## Task statement
All entries are to be repeated exactly as shown below.

Content starts

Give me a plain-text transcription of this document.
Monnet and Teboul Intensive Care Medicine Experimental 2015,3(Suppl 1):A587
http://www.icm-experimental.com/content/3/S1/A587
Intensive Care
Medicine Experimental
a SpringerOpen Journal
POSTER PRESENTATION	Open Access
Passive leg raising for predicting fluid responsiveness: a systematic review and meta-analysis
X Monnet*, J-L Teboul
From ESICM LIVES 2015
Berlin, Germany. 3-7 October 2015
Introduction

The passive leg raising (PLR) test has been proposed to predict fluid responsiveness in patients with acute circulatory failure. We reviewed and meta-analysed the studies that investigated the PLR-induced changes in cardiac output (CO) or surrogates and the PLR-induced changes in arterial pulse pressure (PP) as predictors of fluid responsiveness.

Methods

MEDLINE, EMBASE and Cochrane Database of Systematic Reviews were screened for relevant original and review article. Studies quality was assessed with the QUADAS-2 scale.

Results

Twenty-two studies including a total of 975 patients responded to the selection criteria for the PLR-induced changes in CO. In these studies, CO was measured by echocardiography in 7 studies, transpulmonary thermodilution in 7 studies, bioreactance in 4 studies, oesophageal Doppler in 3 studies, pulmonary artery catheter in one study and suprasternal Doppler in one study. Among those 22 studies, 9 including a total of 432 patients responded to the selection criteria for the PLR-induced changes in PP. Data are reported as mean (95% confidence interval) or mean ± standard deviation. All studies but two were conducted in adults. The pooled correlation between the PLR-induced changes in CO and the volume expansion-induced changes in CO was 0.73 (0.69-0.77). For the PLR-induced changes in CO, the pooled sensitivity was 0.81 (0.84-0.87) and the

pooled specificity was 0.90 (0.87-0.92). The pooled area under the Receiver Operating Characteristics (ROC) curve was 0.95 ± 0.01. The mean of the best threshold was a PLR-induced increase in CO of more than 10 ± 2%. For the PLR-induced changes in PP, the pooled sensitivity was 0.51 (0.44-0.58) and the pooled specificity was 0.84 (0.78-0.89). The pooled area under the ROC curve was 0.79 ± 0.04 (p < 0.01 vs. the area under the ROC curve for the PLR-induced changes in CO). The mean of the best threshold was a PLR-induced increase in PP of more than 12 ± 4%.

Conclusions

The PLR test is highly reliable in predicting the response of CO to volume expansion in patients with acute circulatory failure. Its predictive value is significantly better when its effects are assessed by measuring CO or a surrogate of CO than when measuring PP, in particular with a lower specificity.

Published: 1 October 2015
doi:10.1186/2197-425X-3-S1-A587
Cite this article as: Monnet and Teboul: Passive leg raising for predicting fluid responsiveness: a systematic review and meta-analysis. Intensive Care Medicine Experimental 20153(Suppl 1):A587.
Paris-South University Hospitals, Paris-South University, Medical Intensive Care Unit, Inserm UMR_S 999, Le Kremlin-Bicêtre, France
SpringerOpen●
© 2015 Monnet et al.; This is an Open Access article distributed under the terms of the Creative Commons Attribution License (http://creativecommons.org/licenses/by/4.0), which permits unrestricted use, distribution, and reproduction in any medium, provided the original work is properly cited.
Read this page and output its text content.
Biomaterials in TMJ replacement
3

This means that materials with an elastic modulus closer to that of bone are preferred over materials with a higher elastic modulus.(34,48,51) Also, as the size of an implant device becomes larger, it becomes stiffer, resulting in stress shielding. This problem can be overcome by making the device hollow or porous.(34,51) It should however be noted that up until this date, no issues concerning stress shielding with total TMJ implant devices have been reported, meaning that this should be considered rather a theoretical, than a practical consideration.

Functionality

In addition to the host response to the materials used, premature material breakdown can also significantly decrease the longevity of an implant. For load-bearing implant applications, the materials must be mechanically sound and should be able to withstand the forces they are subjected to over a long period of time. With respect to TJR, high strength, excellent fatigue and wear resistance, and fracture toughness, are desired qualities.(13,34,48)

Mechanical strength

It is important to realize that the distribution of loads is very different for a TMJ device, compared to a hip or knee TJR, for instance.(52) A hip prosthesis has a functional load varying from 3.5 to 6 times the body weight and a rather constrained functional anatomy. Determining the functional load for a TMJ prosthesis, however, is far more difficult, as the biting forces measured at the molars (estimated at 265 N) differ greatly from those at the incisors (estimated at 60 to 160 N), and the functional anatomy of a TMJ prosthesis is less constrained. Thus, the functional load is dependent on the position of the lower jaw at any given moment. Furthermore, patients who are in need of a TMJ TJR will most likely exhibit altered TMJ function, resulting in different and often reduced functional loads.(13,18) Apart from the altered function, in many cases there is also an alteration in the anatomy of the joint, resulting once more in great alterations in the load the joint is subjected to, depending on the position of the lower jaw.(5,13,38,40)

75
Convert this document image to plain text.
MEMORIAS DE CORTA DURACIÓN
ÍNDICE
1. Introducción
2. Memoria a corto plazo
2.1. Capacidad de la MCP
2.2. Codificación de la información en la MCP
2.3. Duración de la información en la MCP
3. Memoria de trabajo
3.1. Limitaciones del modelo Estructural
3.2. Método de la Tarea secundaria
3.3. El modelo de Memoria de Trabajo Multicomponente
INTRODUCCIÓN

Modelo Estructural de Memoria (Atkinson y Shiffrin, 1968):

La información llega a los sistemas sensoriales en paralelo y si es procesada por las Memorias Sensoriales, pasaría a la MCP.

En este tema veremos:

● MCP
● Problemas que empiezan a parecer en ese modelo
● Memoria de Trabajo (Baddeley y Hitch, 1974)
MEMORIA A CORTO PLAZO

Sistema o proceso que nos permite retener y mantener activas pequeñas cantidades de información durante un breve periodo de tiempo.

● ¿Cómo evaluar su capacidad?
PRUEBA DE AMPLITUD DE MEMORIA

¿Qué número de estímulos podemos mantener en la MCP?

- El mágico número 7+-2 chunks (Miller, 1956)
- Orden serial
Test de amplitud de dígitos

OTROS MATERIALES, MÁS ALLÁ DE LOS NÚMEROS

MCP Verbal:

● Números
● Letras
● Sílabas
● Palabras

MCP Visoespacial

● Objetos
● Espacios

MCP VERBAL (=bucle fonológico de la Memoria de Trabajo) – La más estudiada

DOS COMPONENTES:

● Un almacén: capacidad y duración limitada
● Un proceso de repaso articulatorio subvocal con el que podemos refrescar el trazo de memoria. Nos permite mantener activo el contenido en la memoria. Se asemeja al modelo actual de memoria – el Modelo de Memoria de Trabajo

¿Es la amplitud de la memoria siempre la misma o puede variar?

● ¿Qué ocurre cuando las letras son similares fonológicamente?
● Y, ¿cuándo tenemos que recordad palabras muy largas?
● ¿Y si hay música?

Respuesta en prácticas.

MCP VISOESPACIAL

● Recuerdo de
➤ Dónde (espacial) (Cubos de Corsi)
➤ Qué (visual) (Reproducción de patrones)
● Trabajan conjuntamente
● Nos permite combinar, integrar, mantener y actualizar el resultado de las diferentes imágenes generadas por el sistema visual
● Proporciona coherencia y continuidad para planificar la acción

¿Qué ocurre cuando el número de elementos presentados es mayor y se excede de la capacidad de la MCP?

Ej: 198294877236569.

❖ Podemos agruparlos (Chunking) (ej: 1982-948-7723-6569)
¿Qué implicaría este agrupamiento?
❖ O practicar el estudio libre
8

Content ends

## Answer
Give me a plain-text transcription of this document.
Monnet and Teboul Intensive Care Medicine Experimental 2015,3(Suppl 1):A587
http://www.icm-experimental.com/content/3/S1/A587
Intensive Care
Medicine Experimental
a SpringerOpen Journal
POSTER PRESENTATION	Open Access
Passive leg raising for predicting fluid responsiveness: a systematic review and meta-analysis
X Monnet*, J-L Teboul
From ESICM LIVES 2015
Berlin, Germany. 3-7 October 2015
Introduction

The passive leg raising (PLR) test has been proposed to predict fluid responsiveness in patients with acute circulatory failure. We reviewed and meta-analysed the studies that investigated the PLR-induced changes in cardiac output (CO) or surrogates and the PLR-induced changes in arterial pulse pressure (PP) as predictors of fluid responsiveness.

Methods

MEDLINE, EMBASE and Cochrane Database of Systematic Reviews were screened for relevant original and review article. Studies quality was assessed with the QUADAS-2 scale.

Results

Twenty-two studies including a total of 975 patients responded to the selection criteria for the PLR-induced changes in CO. In these studies, CO was measured by echocardiography in 7 studies, transpulmonary thermodilution in 7 studies, bioreactance in 4 studies, oesophageal Doppler in 3 studies, pulmonary artery catheter in one study and suprasternal Doppler in one study. Among those 22 studies, 9 including a total of 432 patients responded to the selection criteria for the PLR-induced changes in PP. Data are reported as mean (95% confidence interval) or mean ± standard deviation. All studies but two were conducted in adults. The pooled correlation between the PLR-induced changes in CO and the volume expansion-induced changes in CO was 0.73 (0.69-0.77). For the PLR-induced changes in CO, the pooled sensitivity was 0.81 (0.84-0.87) and the

pooled specificity was 0.90 (0.87-0.92). The pooled area under the Receiver Operating Characteristics (ROC) curve was 0.95 ± 0.01. The mean of the best threshold was a PLR-induced increase in CO of more than 10 ± 2%. For the PLR-induced changes in PP, the pooled sensitivity was 0.51 (0.44-0.58) and the pooled specificity was 0.84 (0.78-0.89). The pooled area under the ROC curve was 0.79 ± 0.04 (p < 0.01 vs. the area under the ROC curve for the PLR-induced changes in CO). The mean of the best threshold was a PLR-induced increase in PP of more than 12 ± 4%.

Conclusions

The PLR test is highly reliable in predicting the response of CO to volume expansion in patients with acute circulatory failure. Its predictive value is significantly better when its effects are assessed by measuring CO or a surrogate of CO than when measuring PP, in particular with a lower specificity.

Published: 1 October 2015
doi:10.1186/2197-425X-3-S1-A587
Cite this article as: Monnet and Teboul: Passive leg raising for predicting fluid responsiveness: a systematic review and meta-analysis. Intensive Care Medicine Experimental 20153(Suppl 1):A587.
Paris-South University Hospitals, Paris-South University, Medical Intensive Care Unit, Inserm UMR_S 999, Le Kremlin-Bicêtre, France
SpringerOpen●
© 2015 Monnet et al.; This is an Open Access article distributed under the terms of the Creative Commons Attribution License (http://creativecommons.org/licenses/by/4.0), which permits unrestricted use, distribution, and reproduction in any medium, provided the original work is properly cited.
Read this page and output its text content.
Biomaterials in TMJ replacement
3

This means that materials with an elastic modulus closer to that of bone are preferred over materials with a higher elastic modulus.(34,48,51) Also, as the size of an implant device becomes larger, it becomes stiffer, resulting in stress shielding. This problem can be overcome by making the device hollow or porous.(34,51) It should however be noted that up until this date, no issues concerning stress shielding with total TMJ implant devices have been reported, meaning that this should be considered rather a theoretical, than a practical consideration.

Functionality

In addition to the host response to the materials used, premature material breakdown can also significantly decrease the longevity of an implant. For load-bearing implant applications, the materials must be mechanically sound and should be able to withstand the forces they are subjected to over a long period of time. With respect to TJR, high strength, excellent fatigue and wear resistance, and fracture toughness, are desired qualities.(13,34,48)

Mechanical strength

It is important to realize that the distribution of loads is very different for a TMJ device, compared to a hip or knee TJR, for instance.(52) A hip prosthesis has a functional load varying from 3.5 to 6 times the body weight and a rather constrained functional anatomy. Determining the functional load for a TMJ prosthesis, however, is far more difficult, as the biting forces measured at the molars (estimated at 265 N) differ greatly from those at the incisors (estimated at 60 to 160 N), and the functional anatomy of a TMJ prosthesis is less constrained. Thus, the functional load is dependent on the position of the lower jaw at any given moment. Furthermore, patients who are in need of a TMJ TJR will most likely exhibit altered TMJ function, resulting in different and often reduced functional loads.(13,18) Apart from the altered function, in many cases there is also an alteration in the anatomy of the joint, resulting once more in great alterations in the load the joint is subjected to, depending on the position of the lower jaw.(5,13,38,40)

75
Convert this document image to plain text.
MEMORIAS DE CORTA DURACIÓN
ÍNDICE
1. Introducción
2. Memoria a corto plazo
2.1. Capacidad de la MCP
2.2. Codificación de la información en la MCP
2.3. Duración de la información en la MCP
3. Memoria de trabajo
3.1. Limitaciones del modelo Estructural
3.2. Método de la Tarea secundaria
3.3. El modelo de Memoria de Trabajo Multicomponente
INTRODUCCIÓN

Modelo Estructural de Memoria (Atkinson y Shiffrin, 1968):

La información llega a los sistemas sensoriales en paralelo y si es procesada por las Memorias Sensoriales, pasaría a la MCP.

En este tema veremos:

● MCP
● Problemas que empiezan a parecer en ese modelo
● Memoria de Trabajo (Baddeley y Hitch, 1974)
MEMORIA A CORTO PLAZO

Sistema o proceso que nos permite retener y mantener activas pequeñas cantidades de información durante un breve periodo de tiempo.

● ¿Cómo evaluar su capacidad?
PRUEBA DE AMPLITUD DE MEMORIA

¿Qué número de estímulos podemos mantener en la MCP?

- El mágico número 7+-2 chunks (Miller, 1956)
- Orden serial
Test de amplitud de dígitos

OTROS MATERIALES, MÁS ALLÁ DE LOS NÚMEROS

MCP Verbal:

● Números
● Letras
● Sílabas
● Palabras

MCP Visoespacial

● Objetos
● Espacios

MCP VERBAL (=bucle fonológico de la Memoria de Trabajo) – La más estudiada

DOS COMPONENTES:

● Un almacén: capacidad y duración limitada
● Un proceso de repaso articulatorio subvocal con el que podemos refrescar el trazo de memoria. Nos permite mantener activo el contenido en la memoria. Se asemeja al modelo actual de memoria – el Modelo de Memoria de Trabajo

¿Es la amplitud de la memoria siempre la misma o puede variar?

● ¿Qué ocurre cuando las letras son similares fonológicamente?
● Y, ¿cuándo tenemos que recordad palabras muy largas?
● ¿Y si hay música?

Respuesta en prácticas.

MCP VISOESPACIAL

● Recuerdo de
➤ Dónde (espacial) (Cubos de Corsi)
➤ Qué (visual) (Reproducción de patrones)
● Trabajan conjuntamente
● Nos permite combinar, integrar, mantener y actualizar el resultado de las diferentes imágenes generadas por el sistema visual
● Proporciona coherencia y continuidad para planificar la acción

¿Qué ocurre cuando el número de elementos presentados es mayor y se excede de la capacidad de la MCP?

Ej: 198294877236569.

❖ Podemos agruparlos (Chunking) (ej: 1982-948-7723-6569)
¿Qué implicaría este agrupamiento?
❖ O practicar el estudio libre
8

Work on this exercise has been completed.